### WHAT THE TASK REQUIRES
Repeat the records word for word, excluding any picture.
* Begin *
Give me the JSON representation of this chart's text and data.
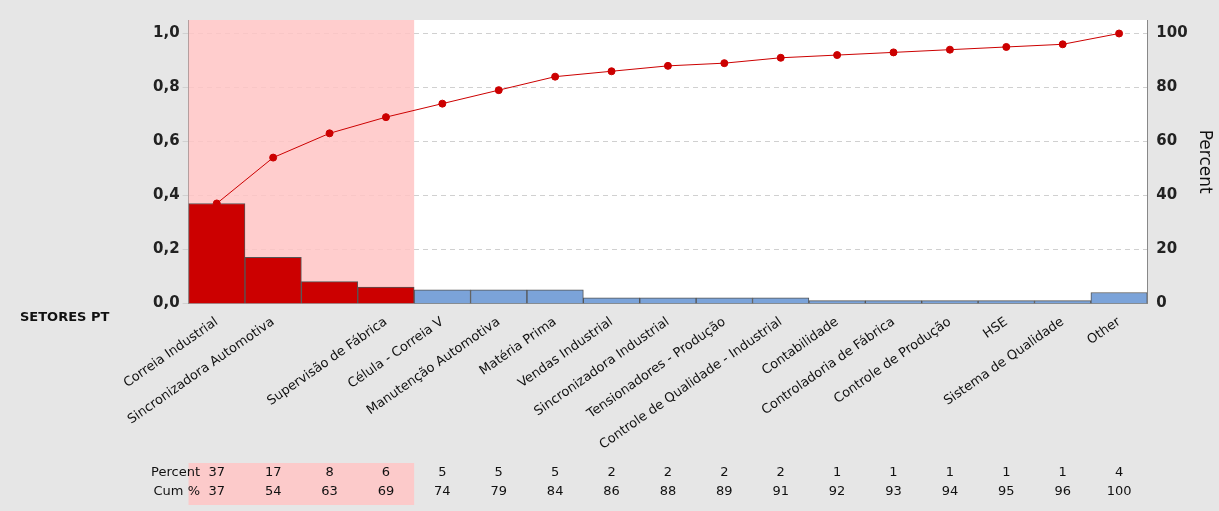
{
  "chart_data": {
    "type": "bar",
    "xlabel": "SETORES PT",
    "y2label": "Percent",
    "categories": [
      "Correia Industrial",
      "Sincronizadora Automotiva",
      null,
      "Supervisão de Fábrica",
      "Célula - Correia V",
      "Manutenção Automotiva",
      "Matéria Prima",
      "Vendas Industrial",
      "Sincronizadora Industrial",
      "Tensionadores - Produção",
      "Controle de Qualidade - Industrial",
      "Contabilidade",
      "Controladoria de Fábrica",
      "Controle de Produção",
      "HSE",
      "Sistema de Qualidade",
      "Other"
    ],
    "series": [
      {
        "axis": "y2",
        "colors": [
          "#cc0000",
          "#cc0000",
          "#cc0000",
          "#cc0000",
          "#7ba3d9",
          "#7ba3d9",
          "#7ba3d9",
          "#7ba3d9",
          "#7ba3d9",
          "#7ba3d9",
          "#7ba3d9",
          "#7ba3d9",
          "#7ba3d9",
          "#7ba3d9",
          "#7ba3d9",
          "#7ba3d9",
          "#7ba3d9"
        ],
        "values": [
          37,
          17,
          8,
          6,
          5,
          5,
          5,
          2,
          2,
          2,
          2,
          1,
          1,
          1,
          1,
          1,
          4
        ],
        "value_labels": [
          "37",
          "17",
          "8",
          "6",
          "5",
          "5",
          "5",
          "2",
          "2",
          "2",
          "2",
          "1",
          "1",
          "1",
          "1",
          "1",
          "4"
        ]
      },
      {
        "type": "line",
        "axis": "y2",
        "color": "#cc0000",
        "marker": "circle",
        "values": [
          37,
          54,
          63,
          69,
          74,
          79,
          84,
          86,
          88,
          89,
          91,
          92,
          93,
          94,
          95,
          96,
          100
        ],
        "value_labels": [
          "37",
          "54",
          "63",
          "69",
          "74",
          "79",
          "84",
          "86",
          "88",
          "89",
          "91",
          "92",
          "93",
          "94",
          "95",
          "96",
          "100"
        ]
      }
    ],
    "annotations": [
      "Percent",
      "Cum %"
    ],
    "bands": [
      {
        "axis": "x",
        "from": "Correia Industrial",
        "to": "Supervisão de Fábrica",
        "color": "#ffc4c4"
      }
    ],
    "ylim": [
      0,
      1.05
    ],
    "yticks": [
      {
        "value": 0,
        "label": "0,0"
      },
      {
        "value": 0.2,
        "label": "0,2"
      },
      {
        "value": 0.4,
        "label": "0,4"
      },
      {
        "value": 0.6,
        "label": "0,6"
      },
      {
        "value": 0.8,
        "label": "0,8"
      },
      {
        "value": 1,
        "label": "1,0"
      }
    ],
    "y2lim": [
      0,
      105
    ],
    "y2ticks": [
      0,
      20,
      40,
      60,
      80,
      100
    ],
    "grid": "y",
    "legend": false
  }
}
* End *
### FULL RESPONSE
Give me the JSON representation of this chart's text and data.
{
  "chart_data": {
    "type": "bar",
    "xlabel": "SETORES PT",
    "y2label": "Percent",
    "categories": [
      "Correia Industrial",
      "Sincronizadora Automotiva",
      null,
      "Supervisão de Fábrica",
      "Célula - Correia V",
      "Manutenção Automotiva",
      "Matéria Prima",
      "Vendas Industrial",
      "Sincronizadora Industrial",
      "Tensionadores - Produção",
      "Controle de Qualidade - Industrial",
      "Contabilidade",
      "Controladoria de Fábrica",
      "Controle de Produção",
      "HSE",
      "Sistema de Qualidade",
      "Other"
    ],
    "series": [
      {
        "axis": "y2",
        "colors": [
          "#cc0000",
          "#cc0000",
          "#cc0000",
          "#cc0000",
          "#7ba3d9",
          "#7ba3d9",
          "#7ba3d9",
          "#7ba3d9",
          "#7ba3d9",
          "#7ba3d9",
          "#7ba3d9",
          "#7ba3d9",
          "#7ba3d9",
          "#7ba3d9",
          "#7ba3d9",
          "#7ba3d9",
          "#7ba3d9"
        ],
        "values": [
          37,
          17,
          8,
          6,
          5,
          5,
          5,
          2,
          2,
          2,
          2,
          1,
          1,
          1,
          1,
          1,
          4
        ],
        "value_labels": [
          "37",
          "17",
          "8",
          "6",
          "5",
          "5",
          "5",
          "2",
          "2",
          "2",
          "2",
          "1",
          "1",
          "1",
          "1",
          "1",
          "4"
        ]
      },
      {
        "type": "line",
        "axis": "y2",
        "color": "#cc0000",
        "marker": "circle",
        "values": [
          37,
          54,
          63,
          69,
          74,
          79,
          84,
          86,
          88,
          89,
          91,
          92,
          93,
          94,
          95,
          96,
          100
        ],
        "value_labels": [
          "37",
          "54",
          "63",
          "69",
          "74",
          "79",
          "84",
          "86",
          "88",
          "89",
          "91",
          "92",
          "93",
          "94",
          "95",
          "96",
          "100"
        ]
      }
    ],
    "annotations": [
      "Percent",
      "Cum %"
    ],
    "bands": [
      {
        "axis": "x",
        "from": "Correia Industrial",
        "to": "Supervisão de Fábrica",
        "color": "#ffc4c4"
      }
    ],
    "ylim": [
      0,
      1.05
    ],
    "yticks": [
      {
        "value": 0,
        "label": "0,0"
      },
      {
        "value": 0.2,
        "label": "0,2"
      },
      {
        "value": 0.4,
        "label": "0,4"
      },
      {
        "value": 0.6,
        "label": "0,6"
      },
      {
        "value": 0.8,
        "label": "0,8"
      },
      {
        "value": 1,
        "label": "1,0"
      }
    ],
    "y2lim": [
      0,
      105
    ],
    "y2ticks": [
      0,
      20,
      40,
      60,
      80,
      100
    ],
    "grid": "y",
    "legend": false
  }
}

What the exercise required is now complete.